• Request: Output all of the data below exactly as given.

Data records
>> begin
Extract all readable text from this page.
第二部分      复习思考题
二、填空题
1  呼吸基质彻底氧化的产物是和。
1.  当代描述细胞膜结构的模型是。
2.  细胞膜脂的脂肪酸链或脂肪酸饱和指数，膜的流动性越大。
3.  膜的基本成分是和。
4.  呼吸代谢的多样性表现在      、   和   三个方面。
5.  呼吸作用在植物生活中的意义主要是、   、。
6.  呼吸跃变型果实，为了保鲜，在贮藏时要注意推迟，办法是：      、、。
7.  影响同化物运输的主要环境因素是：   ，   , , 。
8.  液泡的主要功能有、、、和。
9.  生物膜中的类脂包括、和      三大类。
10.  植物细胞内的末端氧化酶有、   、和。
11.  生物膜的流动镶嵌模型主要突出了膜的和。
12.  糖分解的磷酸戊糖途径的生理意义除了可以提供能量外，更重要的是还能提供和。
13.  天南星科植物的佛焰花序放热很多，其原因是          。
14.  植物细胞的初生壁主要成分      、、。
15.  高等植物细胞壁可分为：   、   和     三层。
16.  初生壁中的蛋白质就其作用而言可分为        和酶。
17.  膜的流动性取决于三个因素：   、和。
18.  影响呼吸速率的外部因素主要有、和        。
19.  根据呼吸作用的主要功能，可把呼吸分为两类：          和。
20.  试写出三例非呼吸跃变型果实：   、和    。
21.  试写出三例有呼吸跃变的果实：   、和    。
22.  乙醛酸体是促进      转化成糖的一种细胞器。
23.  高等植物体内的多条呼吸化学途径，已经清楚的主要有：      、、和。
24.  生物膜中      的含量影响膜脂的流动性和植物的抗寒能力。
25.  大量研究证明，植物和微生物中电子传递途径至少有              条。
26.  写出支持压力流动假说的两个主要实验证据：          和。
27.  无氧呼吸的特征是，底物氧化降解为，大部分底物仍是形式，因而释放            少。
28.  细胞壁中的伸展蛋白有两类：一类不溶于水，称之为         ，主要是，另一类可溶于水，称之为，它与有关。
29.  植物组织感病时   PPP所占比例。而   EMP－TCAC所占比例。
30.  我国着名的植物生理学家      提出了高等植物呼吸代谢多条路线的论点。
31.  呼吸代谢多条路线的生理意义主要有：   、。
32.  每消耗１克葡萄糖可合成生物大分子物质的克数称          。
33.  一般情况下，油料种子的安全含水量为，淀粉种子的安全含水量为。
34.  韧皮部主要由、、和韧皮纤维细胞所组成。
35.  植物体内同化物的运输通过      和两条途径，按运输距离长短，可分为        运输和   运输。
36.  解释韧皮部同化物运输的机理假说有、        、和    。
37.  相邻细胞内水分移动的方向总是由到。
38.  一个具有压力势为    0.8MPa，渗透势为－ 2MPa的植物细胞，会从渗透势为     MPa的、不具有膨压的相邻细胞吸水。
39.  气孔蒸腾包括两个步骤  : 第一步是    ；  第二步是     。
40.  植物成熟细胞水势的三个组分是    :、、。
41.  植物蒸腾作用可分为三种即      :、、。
>> end
• Solved problem:
Extract all readable text from this page.
第二部分      复习思考题
二、填空题
1  呼吸基质彻底氧化的产物是和。
1.  当代描述细胞膜结构的模型是。
2.  细胞膜脂的脂肪酸链或脂肪酸饱和指数，膜的流动性越大。
3.  膜的基本成分是和。
4.  呼吸代谢的多样性表现在      、   和   三个方面。
5.  呼吸作用在植物生活中的意义主要是、   、。
6.  呼吸跃变型果实，为了保鲜，在贮藏时要注意推迟，办法是：      、、。
7.  影响同化物运输的主要环境因素是：   ，   , , 。
8.  液泡的主要功能有、、、和。
9.  生物膜中的类脂包括、和      三大类。
10.  植物细胞内的末端氧化酶有、   、和。
11.  生物膜的流动镶嵌模型主要突出了膜的和。
12.  糖分解的磷酸戊糖途径的生理意义除了可以提供能量外，更重要的是还能提供和。
13.  天南星科植物的佛焰花序放热很多，其原因是          。
14.  植物细胞的初生壁主要成分      、、。
15.  高等植物细胞壁可分为：   、   和     三层。
16.  初生壁中的蛋白质就其作用而言可分为        和酶。
17.  膜的流动性取决于三个因素：   、和。
18.  影响呼吸速率的外部因素主要有、和        。
19.  根据呼吸作用的主要功能，可把呼吸分为两类：          和。
20.  试写出三例非呼吸跃变型果实：   、和    。
21.  试写出三例有呼吸跃变的果实：   、和    。
22.  乙醛酸体是促进      转化成糖的一种细胞器。
23.  高等植物体内的多条呼吸化学途径，已经清楚的主要有：      、、和。
24.  生物膜中      的含量影响膜脂的流动性和植物的抗寒能力。
25.  大量研究证明，植物和微生物中电子传递途径至少有              条。
26.  写出支持压力流动假说的两个主要实验证据：          和。
27.  无氧呼吸的特征是，底物氧化降解为，大部分底物仍是形式，因而释放            少。
28.  细胞壁中的伸展蛋白有两类：一类不溶于水，称之为         ，主要是，另一类可溶于水，称之为，它与有关。
29.  植物组织感病时   PPP所占比例。而   EMP－TCAC所占比例。
30.  我国着名的植物生理学家      提出了高等植物呼吸代谢多条路线的论点。
31.  呼吸代谢多条路线的生理意义主要有：   、。
32.  每消耗１克葡萄糖可合成生物大分子物质的克数称          。
33.  一般情况下，油料种子的安全含水量为，淀粉种子的安全含水量为。
34.  韧皮部主要由、、和韧皮纤维细胞所组成。
35.  植物体内同化物的运输通过      和两条途径，按运输距离长短，可分为        运输和   运输。
36.  解释韧皮部同化物运输的机理假说有、        、和    。
37.  相邻细胞内水分移动的方向总是由到。
38.  一个具有压力势为    0.8MPa，渗透势为－ 2MPa的植物细胞，会从渗透势为     MPa的、不具有膨压的相邻细胞吸水。
39.  气孔蒸腾包括两个步骤  : 第一步是    ；  第二步是     。
40.  植物成熟细胞水势的三个组分是    :、、。
41.  植物蒸腾作用可分为三种即      :、、。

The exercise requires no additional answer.